▸ **Given exercise**: Here are some records. Copy each one exactly.
+ + + + + + +
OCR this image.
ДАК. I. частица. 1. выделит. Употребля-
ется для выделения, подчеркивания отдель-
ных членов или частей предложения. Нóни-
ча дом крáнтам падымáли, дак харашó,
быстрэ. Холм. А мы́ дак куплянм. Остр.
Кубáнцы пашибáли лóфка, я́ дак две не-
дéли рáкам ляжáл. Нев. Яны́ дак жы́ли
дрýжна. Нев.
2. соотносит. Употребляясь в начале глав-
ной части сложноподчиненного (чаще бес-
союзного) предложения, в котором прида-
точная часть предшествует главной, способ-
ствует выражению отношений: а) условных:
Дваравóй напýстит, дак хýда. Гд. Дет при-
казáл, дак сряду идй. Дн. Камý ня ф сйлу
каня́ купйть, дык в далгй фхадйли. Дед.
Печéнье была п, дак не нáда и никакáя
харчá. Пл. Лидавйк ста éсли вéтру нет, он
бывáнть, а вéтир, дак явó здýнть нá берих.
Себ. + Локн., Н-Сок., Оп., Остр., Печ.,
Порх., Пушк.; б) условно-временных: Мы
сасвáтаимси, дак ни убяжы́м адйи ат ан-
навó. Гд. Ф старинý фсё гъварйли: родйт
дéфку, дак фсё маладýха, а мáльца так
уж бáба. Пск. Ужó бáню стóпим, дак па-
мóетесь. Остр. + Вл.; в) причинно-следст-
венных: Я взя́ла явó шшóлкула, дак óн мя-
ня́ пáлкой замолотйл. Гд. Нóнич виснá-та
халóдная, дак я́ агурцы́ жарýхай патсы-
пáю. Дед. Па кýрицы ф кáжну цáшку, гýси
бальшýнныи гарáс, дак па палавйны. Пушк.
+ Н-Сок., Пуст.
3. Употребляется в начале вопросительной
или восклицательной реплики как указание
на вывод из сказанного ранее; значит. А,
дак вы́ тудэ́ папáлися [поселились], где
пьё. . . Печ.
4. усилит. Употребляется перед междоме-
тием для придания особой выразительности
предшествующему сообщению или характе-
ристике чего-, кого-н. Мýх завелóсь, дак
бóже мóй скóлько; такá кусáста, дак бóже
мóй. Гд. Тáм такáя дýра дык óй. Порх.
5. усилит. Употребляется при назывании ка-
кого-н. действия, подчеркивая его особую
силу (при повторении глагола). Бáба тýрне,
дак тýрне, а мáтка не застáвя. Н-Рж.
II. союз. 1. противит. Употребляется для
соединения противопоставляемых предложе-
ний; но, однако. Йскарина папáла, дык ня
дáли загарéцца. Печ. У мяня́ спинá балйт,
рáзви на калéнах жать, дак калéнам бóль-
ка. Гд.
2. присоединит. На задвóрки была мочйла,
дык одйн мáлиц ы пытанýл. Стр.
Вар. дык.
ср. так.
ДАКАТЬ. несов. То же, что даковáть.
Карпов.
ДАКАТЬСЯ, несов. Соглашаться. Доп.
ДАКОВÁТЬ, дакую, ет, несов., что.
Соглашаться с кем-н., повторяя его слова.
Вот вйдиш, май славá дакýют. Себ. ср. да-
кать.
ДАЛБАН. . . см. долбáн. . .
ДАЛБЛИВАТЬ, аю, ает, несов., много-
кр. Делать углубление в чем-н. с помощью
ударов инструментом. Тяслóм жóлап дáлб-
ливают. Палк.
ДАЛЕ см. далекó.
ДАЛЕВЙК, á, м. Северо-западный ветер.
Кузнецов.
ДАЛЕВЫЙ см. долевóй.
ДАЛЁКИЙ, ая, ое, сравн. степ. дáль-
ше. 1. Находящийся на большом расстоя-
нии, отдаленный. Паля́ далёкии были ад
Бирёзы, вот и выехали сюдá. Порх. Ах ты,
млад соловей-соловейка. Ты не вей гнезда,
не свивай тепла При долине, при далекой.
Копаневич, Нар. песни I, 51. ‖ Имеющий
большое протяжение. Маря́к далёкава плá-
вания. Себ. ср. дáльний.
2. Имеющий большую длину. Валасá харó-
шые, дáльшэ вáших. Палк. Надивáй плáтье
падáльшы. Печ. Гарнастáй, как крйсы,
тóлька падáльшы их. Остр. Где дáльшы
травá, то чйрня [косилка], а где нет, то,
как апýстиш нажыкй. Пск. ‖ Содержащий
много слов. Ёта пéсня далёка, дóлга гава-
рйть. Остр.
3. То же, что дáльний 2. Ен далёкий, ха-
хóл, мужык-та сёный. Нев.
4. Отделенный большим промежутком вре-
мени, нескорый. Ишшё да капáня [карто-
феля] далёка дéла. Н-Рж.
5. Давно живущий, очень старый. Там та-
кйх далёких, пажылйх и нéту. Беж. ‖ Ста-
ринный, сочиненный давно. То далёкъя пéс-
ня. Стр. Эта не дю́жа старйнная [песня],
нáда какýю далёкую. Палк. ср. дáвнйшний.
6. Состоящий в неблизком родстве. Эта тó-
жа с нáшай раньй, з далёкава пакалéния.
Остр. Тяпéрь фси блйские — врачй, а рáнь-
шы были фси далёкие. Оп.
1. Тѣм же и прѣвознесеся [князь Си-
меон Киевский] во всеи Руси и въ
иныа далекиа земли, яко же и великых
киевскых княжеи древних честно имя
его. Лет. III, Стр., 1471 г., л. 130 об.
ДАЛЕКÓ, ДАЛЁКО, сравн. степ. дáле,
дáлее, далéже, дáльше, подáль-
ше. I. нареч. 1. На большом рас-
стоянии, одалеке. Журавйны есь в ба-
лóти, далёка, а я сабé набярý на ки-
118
+ + + + + + +
▸ **Finished exercise**:
OCR this image.
ДАК. I. частица. 1. выделит. Употребля-
ется для выделения, подчеркивания отдель-
ных членов или частей предложения. Нóни-
ча дом крáнтам падымáли, дак харашó,
быстрэ. Холм. А мы́ дак куплянм. Остр.
Кубáнцы пашибáли лóфка, я́ дак две не-
дéли рáкам ляжáл. Нев. Яны́ дак жы́ли
дрýжна. Нев.
2. соотносит. Употребляясь в начале глав-
ной части сложноподчиненного (чаще бес-
союзного) предложения, в котором прида-
точная часть предшествует главной, способ-
ствует выражению отношений: а) условных:
Дваравóй напýстит, дак хýда. Гд. Дет при-
казáл, дак сряду идй. Дн. Камý ня ф сйлу
каня́ купйть, дык в далгй фхадйли. Дед.
Печéнье была п, дак не нáда и никакáя
харчá. Пл. Лидавйк ста éсли вéтру нет, он
бывáнть, а вéтир, дак явó здýнть нá берих.
Себ. + Локн., Н-Сок., Оп., Остр., Печ.,
Порх., Пушк.; б) условно-временных: Мы
сасвáтаимси, дак ни убяжы́м адйи ат ан-
навó. Гд. Ф старинý фсё гъварйли: родйт
дéфку, дак фсё маладýха, а мáльца так
уж бáба. Пск. Ужó бáню стóпим, дак па-
мóетесь. Остр. + Вл.; в) причинно-следст-
венных: Я взя́ла явó шшóлкула, дак óн мя-
ня́ пáлкой замолотйл. Гд. Нóнич виснá-та
халóдная, дак я́ агурцы́ жарýхай патсы-
пáю. Дед. Па кýрицы ф кáжну цáшку, гýси
бальшýнныи гарáс, дак па палавйны. Пушк.
+ Н-Сок., Пуст.
3. Употребляется в начале вопросительной
или восклицательной реплики как указание
на вывод из сказанного ранее; значит. А,
дак вы́ тудэ́ папáлися [поселились], где
пьё. . . Печ.
4. усилит. Употребляется перед междоме-
тием для придания особой выразительности
предшествующему сообщению или характе-
ристике чего-, кого-н. Мýх завелóсь, дак
бóже мóй скóлько; такá кусáста, дак бóже
мóй. Гд. Тáм такáя дýра дык óй. Порх.
5. усилит. Употребляется при назывании ка-
кого-н. действия, подчеркивая его особую
силу (при повторении глагола). Бáба тýрне,
дак тýрне, а мáтка не застáвя. Н-Рж.
II. союз. 1. противит. Употребляется для
соединения противопоставляемых предложе-
ний; но, однако. Йскарина папáла, дык ня
дáли загарéцца. Печ. У мяня́ спинá балйт,
рáзви на калéнах жать, дак калéнам бóль-
ка. Гд.
2. присоединит. На задвóрки была мочйла,
дык одйн мáлиц ы пытанýл. Стр.
Вар. дык.
ср. так.
ДАКАТЬ. несов. То же, что даковáть.
Карпов.
ДАКАТЬСЯ, несов. Соглашаться. Доп.
ДАКОВÁТЬ, дакую, ет, несов., что.
Соглашаться с кем-н., повторяя его слова.
Вот вйдиш, май славá дакýют. Себ. ср. да-
кать.
ДАЛБАН. . . см. долбáн. . .
ДАЛБЛИВАТЬ, аю, ает, несов., много-
кр. Делать углубление в чем-н. с помощью
ударов инструментом. Тяслóм жóлап дáлб-
ливают. Палк.
ДАЛЕ см. далекó.
ДАЛЕВЙК, á, м. Северо-западный ветер.
Кузнецов.
ДАЛЕВЫЙ см. долевóй.
ДАЛЁКИЙ, ая, ое, сравн. степ. дáль-
ше. 1. Находящийся на большом расстоя-
нии, отдаленный. Паля́ далёкии были ад
Бирёзы, вот и выехали сюдá. Порх. Ах ты,
млад соловей-соловейка. Ты не вей гнезда,
не свивай тепла При долине, при далекой.
Копаневич, Нар. песни I, 51. ‖ Имеющий
большое протяжение. Маря́к далёкава плá-
вания. Себ. ср. дáльний.
2. Имеющий большую длину. Валасá харó-
шые, дáльшэ вáших. Палк. Надивáй плáтье
падáльшы. Печ. Гарнастáй, как крйсы,
тóлька падáльшы их. Остр. Где дáльшы
травá, то чйрня [косилка], а где нет, то,
как апýстиш нажыкй. Пск. ‖ Содержащий
много слов. Ёта пéсня далёка, дóлга гава-
рйть. Остр.
3. То же, что дáльний 2. Ен далёкий, ха-
хóл, мужык-та сёный. Нев.
4. Отделенный большим промежутком вре-
мени, нескорый. Ишшё да капáня [карто-
феля] далёка дéла. Н-Рж.
5. Давно живущий, очень старый. Там та-
кйх далёких, пажылйх и нéту. Беж. ‖ Ста-
ринный, сочиненный давно. То далёкъя пéс-
ня. Стр. Эта не дю́жа старйнная [песня],
нáда какýю далёкую. Палк. ср. дáвнйшний.
6. Состоящий в неблизком родстве. Эта тó-
жа с нáшай раньй, з далёкава пакалéния.
Остр. Тяпéрь фси блйские — врачй, а рáнь-
шы были фси далёкие. Оп.
1. Тѣм же и прѣвознесеся [князь Си-
меон Киевский] во всеи Руси и въ
иныа далекиа земли, яко же и великых
киевскых княжеи древних честно имя
его. Лет. III, Стр., 1471 г., л. 130 об.
ДАЛЕКÓ, ДАЛЁКО, сравн. степ. дáле,
дáлее, далéже, дáльше, подáль-
ше. I. нареч. 1. На большом рас-
стоянии, одалеке. Журавйны есь в ба-
лóти, далёка, а я сабé набярý на ки-
118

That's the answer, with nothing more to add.